## Data supplied
========================================

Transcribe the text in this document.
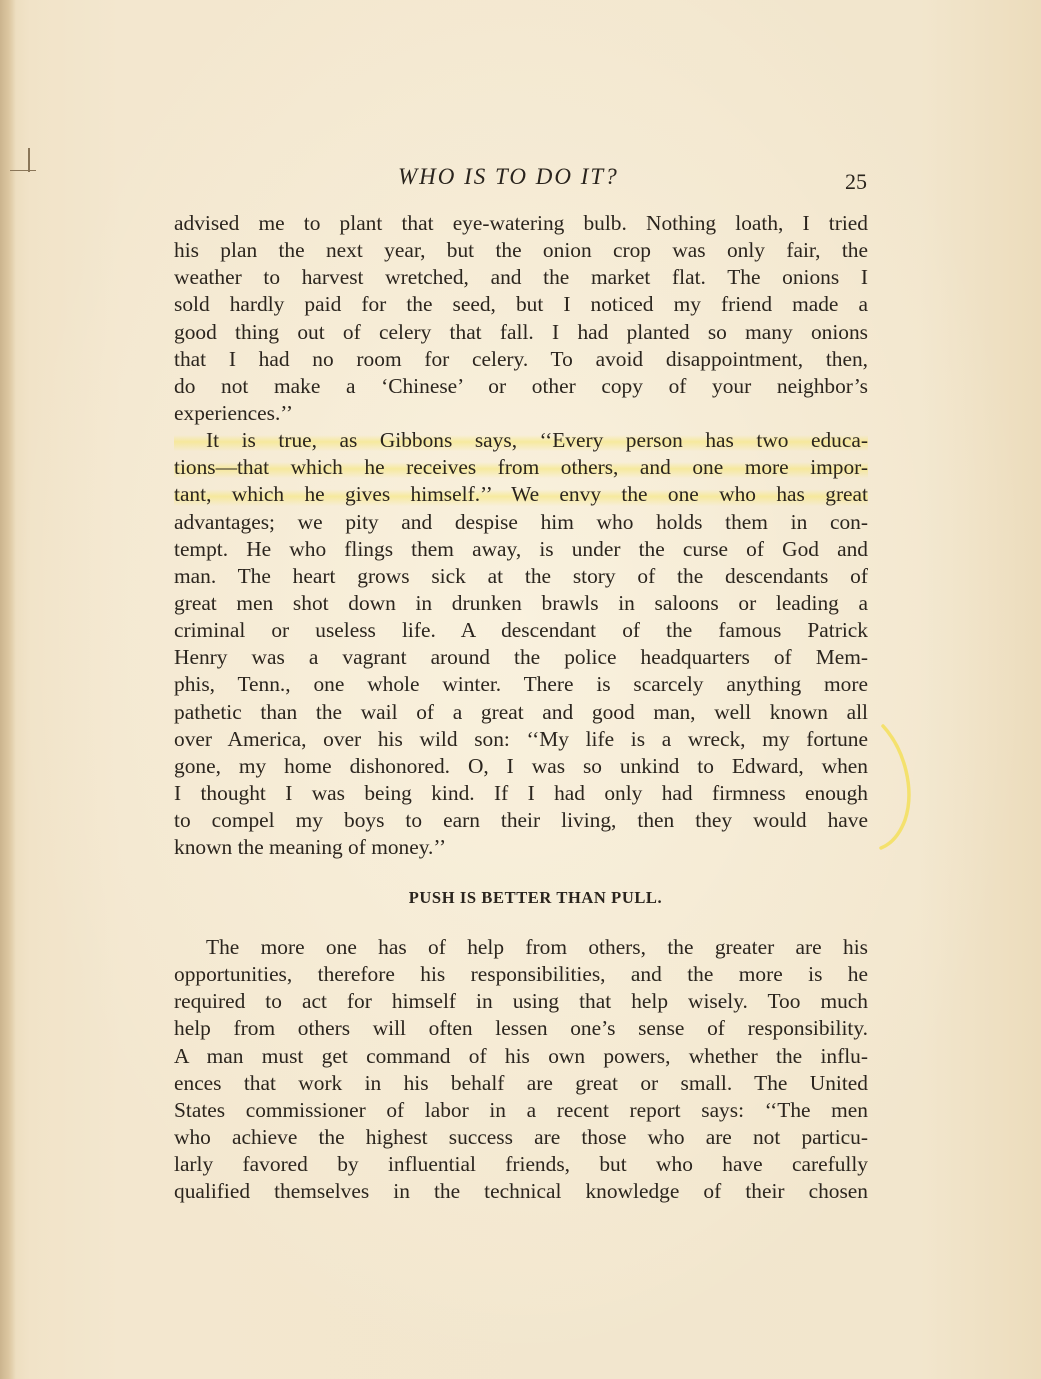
WHO IS TO DO IT?	25
advised me to plant that eye-watering bulb. Nothing loath, I tried
his plan the next year, but the onion crop was only fair, the
weather to harvest wretched, and the market flat. The onions I
sold hardly paid for the seed, but I noticed my friend made a
good thing out of celery that fall. I had planted so many onions
that I had no room for celery. To avoid disappointment, then,
do not make a ‘Chinese’ or other copy of your neighbor’s
experiences.’’
It is true, as Gibbons says, ‘‘Every person has two educa-
tions—that which he receives from others, and one more impor-
tant, which he gives himself.’’ We envy the one who has great
advantages; we pity and despise him who holds them in con-
tempt. He who flings them away, is under the curse of God and
man. The heart grows sick at the story of the descendants of
great men shot down in drunken brawls in saloons or leading a
criminal or useless life. A descendant of the famous Patrick
Henry was a vagrant around the police headquarters of Mem-
phis, Tenn., one whole winter. There is scarcely anything more
pathetic than the wail of a great and good man, well known all
over America, over his wild son: ‘‘My life is a wreck, my fortune
gone, my home dishonored. O, I was so unkind to Edward, when
I thought I was being kind. If I had only had firmness enough
to compel my boys to earn their living, then they would have
known the meaning of money.’’
PUSH IS BETTER THAN PULL.
The more one has of help from others, the greater are his
opportunities, therefore his responsibilities, and the more is he
required to act for himself in using that help wisely. Too much
help from others will often lessen one’s sense of responsibility.
A man must get command of his own powers, whether the influ-
ences that work in his behalf are great or small. The United
States commissioner of labor in a recent report says: ‘‘The men
who achieve the highest success are those who are not particu-
larly favored by influential friends, but who have carefully
qualified themselves in the technical knowledge of their chosen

========================================

## Given instruction
Go over the records above line by line and count those holding the word "good". Reply only with the number.

## Response
2